» Aim: Copy out all the lines where "Kloster" shows up.

» Saved entries:
┄┄┄┄┄┄┄┄┄┄

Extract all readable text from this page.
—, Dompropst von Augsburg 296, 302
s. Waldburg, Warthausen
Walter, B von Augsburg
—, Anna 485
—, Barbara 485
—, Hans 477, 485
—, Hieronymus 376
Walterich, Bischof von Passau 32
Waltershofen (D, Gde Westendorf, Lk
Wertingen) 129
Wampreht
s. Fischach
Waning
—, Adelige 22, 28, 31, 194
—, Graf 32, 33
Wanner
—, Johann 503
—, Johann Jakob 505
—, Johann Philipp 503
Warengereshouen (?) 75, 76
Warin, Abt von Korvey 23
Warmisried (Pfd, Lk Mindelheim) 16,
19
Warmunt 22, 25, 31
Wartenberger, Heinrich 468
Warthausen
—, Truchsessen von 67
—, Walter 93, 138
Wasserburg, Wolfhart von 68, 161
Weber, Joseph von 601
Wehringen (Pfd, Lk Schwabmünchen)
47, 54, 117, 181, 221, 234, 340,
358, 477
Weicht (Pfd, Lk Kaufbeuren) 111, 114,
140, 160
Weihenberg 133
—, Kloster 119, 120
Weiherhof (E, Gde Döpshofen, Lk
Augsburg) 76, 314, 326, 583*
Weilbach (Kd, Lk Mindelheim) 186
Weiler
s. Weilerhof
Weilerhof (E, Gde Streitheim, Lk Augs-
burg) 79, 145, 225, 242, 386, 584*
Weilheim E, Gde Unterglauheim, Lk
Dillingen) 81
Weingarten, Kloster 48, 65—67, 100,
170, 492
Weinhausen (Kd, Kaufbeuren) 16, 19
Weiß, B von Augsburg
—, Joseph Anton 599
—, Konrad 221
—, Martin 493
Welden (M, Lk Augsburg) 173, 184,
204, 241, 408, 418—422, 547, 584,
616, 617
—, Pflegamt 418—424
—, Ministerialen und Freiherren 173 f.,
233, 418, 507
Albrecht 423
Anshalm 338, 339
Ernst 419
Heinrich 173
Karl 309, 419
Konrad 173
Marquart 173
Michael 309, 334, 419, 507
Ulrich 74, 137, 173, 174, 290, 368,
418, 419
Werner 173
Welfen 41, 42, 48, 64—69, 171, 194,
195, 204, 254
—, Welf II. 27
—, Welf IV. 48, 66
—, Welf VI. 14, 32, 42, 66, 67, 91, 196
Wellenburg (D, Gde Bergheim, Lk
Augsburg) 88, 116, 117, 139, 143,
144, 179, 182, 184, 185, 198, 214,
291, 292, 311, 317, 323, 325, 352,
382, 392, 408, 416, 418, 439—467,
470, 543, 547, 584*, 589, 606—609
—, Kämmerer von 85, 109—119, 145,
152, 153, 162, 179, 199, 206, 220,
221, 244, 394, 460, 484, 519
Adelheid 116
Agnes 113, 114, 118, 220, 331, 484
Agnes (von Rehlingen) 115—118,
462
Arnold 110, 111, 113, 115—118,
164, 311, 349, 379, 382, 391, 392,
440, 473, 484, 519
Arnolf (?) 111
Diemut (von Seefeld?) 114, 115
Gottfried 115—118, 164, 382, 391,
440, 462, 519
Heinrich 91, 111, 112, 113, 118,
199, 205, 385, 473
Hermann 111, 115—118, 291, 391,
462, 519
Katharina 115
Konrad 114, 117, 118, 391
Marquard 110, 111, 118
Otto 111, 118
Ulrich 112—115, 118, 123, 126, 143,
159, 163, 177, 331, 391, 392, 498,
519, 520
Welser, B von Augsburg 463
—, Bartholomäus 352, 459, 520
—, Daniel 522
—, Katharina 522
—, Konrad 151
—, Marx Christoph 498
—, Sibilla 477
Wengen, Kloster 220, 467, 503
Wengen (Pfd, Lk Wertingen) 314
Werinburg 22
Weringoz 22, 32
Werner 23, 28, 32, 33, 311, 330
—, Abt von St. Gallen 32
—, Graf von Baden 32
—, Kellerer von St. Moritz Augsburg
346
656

┄┄┄┄┄┄┄┄┄┄

» Correct answer:
—, Kloster 119, 120
Weingarten, Kloster 48, 65—67, 100,
Wengen, Kloster 220, 467, 503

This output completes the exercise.